- _Task_: Filter the items below down to the lines that contain the string "bbox", and copy each of those lines. Case counts, so a line with a different mix of capital and small letters doesn't match.

- _Entries provided_:
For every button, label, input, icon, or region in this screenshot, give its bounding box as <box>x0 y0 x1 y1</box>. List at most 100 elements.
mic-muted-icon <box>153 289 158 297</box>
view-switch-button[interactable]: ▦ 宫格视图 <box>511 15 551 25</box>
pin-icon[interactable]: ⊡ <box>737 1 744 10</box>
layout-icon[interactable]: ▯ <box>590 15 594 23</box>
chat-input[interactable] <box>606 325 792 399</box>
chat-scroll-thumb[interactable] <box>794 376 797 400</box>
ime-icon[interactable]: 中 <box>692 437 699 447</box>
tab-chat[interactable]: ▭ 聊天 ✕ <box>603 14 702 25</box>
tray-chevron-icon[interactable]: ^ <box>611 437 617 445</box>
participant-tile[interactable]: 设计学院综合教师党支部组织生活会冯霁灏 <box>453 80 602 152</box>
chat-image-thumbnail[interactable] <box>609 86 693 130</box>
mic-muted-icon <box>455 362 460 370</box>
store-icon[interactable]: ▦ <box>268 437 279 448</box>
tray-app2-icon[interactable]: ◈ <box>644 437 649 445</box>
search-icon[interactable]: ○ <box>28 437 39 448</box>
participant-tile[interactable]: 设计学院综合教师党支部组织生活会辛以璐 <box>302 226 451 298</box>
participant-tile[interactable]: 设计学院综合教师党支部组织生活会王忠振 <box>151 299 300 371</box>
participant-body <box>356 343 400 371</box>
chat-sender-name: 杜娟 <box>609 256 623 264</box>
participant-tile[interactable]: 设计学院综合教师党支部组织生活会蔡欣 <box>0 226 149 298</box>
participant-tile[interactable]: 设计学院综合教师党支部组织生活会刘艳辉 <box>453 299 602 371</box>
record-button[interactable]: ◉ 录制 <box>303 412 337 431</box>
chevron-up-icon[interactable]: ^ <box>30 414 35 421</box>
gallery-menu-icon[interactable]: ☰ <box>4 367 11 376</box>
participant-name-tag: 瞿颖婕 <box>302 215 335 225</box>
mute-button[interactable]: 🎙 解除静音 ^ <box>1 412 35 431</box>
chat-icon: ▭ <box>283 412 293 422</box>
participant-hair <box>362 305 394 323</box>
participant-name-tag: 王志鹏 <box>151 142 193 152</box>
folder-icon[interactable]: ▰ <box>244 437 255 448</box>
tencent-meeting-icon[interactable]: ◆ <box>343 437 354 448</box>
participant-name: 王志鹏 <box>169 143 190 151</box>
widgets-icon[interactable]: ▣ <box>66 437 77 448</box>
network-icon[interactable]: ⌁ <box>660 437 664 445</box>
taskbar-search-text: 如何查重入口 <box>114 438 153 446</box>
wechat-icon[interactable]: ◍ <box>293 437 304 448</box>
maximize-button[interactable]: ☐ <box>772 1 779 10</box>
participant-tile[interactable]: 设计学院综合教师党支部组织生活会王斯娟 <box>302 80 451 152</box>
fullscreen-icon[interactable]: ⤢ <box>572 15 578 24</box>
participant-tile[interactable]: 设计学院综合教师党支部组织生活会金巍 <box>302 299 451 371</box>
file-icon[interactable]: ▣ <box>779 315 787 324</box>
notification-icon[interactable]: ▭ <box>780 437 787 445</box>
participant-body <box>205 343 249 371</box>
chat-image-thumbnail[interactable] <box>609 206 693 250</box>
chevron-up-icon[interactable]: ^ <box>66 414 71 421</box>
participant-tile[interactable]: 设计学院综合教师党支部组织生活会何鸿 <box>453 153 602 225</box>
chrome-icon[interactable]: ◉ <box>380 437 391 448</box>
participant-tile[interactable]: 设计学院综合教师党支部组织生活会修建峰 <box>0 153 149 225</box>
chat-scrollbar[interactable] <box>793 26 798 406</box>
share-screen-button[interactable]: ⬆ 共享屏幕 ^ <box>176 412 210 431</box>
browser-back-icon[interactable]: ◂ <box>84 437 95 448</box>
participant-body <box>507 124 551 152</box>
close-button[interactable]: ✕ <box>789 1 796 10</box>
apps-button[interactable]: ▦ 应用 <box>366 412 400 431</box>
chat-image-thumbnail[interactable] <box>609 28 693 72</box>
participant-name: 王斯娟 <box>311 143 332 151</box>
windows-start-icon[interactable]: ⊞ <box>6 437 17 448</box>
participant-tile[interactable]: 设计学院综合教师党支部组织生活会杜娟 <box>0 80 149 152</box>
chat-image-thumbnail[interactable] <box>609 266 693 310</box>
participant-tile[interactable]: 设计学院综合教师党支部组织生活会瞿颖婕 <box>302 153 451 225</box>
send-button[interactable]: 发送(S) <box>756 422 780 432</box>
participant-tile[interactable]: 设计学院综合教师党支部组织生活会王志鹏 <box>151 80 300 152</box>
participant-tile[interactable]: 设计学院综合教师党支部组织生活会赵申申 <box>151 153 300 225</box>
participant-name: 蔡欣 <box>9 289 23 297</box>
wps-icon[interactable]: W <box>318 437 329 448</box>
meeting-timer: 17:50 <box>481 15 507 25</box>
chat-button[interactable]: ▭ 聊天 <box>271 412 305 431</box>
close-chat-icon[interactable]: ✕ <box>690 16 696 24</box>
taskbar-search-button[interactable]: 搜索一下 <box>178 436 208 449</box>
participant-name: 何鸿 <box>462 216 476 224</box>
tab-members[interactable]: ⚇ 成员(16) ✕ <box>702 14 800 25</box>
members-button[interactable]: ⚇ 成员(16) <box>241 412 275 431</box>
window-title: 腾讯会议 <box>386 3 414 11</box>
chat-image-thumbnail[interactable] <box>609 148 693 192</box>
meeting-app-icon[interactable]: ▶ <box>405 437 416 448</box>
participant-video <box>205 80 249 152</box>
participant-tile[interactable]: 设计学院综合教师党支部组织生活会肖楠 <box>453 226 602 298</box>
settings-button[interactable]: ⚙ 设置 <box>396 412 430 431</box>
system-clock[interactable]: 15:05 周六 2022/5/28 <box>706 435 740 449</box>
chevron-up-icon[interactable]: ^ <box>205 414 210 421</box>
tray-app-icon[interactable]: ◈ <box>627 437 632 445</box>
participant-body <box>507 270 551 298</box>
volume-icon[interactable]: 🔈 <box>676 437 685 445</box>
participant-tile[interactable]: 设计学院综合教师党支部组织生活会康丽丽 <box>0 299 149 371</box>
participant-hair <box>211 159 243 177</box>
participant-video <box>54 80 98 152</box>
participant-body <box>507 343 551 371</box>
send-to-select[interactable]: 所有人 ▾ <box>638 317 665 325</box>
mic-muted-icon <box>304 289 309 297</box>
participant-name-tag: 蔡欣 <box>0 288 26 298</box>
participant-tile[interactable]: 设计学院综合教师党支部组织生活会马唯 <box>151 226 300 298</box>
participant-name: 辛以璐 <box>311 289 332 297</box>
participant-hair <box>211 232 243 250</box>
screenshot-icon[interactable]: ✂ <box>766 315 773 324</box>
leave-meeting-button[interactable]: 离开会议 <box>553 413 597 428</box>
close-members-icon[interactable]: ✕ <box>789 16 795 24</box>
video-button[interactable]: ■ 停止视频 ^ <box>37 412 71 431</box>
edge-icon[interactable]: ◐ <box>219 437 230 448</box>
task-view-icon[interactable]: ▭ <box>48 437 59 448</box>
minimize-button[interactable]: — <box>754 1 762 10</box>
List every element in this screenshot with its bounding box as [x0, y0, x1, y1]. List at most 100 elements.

---

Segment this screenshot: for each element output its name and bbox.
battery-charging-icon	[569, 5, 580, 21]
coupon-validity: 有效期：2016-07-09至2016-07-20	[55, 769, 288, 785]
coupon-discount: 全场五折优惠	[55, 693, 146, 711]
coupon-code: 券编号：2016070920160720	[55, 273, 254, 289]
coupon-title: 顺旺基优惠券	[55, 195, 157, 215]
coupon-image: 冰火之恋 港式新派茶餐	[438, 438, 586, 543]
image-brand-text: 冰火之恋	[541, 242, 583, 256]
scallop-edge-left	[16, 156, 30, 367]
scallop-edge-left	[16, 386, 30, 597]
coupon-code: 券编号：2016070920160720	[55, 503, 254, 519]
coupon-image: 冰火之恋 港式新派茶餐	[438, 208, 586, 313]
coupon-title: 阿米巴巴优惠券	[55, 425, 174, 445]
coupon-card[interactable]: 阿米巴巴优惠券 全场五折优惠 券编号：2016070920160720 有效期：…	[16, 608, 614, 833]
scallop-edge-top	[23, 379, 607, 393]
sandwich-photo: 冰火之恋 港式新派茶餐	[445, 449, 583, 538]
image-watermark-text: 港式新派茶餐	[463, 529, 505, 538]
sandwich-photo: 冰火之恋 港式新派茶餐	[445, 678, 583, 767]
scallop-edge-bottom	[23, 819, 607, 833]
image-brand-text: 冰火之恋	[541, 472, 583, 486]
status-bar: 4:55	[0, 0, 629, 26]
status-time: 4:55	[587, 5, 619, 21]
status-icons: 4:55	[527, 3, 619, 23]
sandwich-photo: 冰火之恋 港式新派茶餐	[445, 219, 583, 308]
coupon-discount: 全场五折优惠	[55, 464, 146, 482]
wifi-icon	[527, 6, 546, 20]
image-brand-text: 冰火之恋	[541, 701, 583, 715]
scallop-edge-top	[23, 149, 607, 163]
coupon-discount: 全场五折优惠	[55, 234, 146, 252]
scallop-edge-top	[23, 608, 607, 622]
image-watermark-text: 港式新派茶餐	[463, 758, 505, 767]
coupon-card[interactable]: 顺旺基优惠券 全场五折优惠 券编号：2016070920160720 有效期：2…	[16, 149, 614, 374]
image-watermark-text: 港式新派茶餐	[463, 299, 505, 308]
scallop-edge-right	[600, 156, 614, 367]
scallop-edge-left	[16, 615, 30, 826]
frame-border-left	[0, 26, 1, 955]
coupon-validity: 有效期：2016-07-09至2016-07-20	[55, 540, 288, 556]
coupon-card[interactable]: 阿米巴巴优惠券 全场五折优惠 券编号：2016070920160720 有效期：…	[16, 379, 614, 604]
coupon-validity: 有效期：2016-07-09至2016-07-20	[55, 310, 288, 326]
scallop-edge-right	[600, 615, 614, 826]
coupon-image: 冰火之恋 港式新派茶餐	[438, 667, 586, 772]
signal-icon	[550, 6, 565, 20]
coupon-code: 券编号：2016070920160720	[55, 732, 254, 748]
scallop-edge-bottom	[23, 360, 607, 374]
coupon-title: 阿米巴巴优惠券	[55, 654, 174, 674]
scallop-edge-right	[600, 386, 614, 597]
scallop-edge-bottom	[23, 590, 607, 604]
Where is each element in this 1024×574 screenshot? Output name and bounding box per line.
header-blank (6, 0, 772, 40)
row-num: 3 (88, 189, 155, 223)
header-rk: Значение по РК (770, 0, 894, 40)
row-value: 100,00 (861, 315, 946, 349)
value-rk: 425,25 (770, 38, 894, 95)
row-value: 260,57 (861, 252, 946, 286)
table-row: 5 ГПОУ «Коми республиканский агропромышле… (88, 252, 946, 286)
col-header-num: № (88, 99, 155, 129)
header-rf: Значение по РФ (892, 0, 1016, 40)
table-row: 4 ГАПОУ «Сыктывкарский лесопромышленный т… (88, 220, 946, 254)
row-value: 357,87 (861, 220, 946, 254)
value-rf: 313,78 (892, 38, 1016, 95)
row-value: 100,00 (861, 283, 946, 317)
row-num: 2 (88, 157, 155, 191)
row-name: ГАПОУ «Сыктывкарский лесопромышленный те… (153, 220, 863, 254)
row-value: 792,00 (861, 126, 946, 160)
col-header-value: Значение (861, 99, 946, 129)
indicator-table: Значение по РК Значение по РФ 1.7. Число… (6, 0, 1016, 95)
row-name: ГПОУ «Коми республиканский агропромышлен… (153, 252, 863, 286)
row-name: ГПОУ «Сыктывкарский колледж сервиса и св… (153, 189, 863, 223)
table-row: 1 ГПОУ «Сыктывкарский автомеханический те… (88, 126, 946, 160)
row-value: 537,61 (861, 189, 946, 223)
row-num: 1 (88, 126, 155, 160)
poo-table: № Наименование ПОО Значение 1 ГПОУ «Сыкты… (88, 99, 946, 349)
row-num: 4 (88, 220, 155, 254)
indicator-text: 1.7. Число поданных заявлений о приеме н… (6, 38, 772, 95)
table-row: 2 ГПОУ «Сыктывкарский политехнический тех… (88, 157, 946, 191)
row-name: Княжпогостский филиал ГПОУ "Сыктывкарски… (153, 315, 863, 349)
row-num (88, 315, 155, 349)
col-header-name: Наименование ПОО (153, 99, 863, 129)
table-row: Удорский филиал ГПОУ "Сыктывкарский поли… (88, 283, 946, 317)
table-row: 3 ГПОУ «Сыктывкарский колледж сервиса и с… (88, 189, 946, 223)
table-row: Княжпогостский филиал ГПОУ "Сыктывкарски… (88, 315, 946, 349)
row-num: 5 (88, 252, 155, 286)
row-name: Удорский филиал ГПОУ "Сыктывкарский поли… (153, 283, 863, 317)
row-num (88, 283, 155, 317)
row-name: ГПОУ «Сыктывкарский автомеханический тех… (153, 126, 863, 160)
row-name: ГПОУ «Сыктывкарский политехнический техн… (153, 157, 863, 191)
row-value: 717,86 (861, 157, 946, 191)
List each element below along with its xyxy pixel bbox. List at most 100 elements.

- _Solution to this task_:
Segment this screenshot: for each element output its name and bbox.
List each element below along with its xyxy pixel bbox. List at most 100 elements.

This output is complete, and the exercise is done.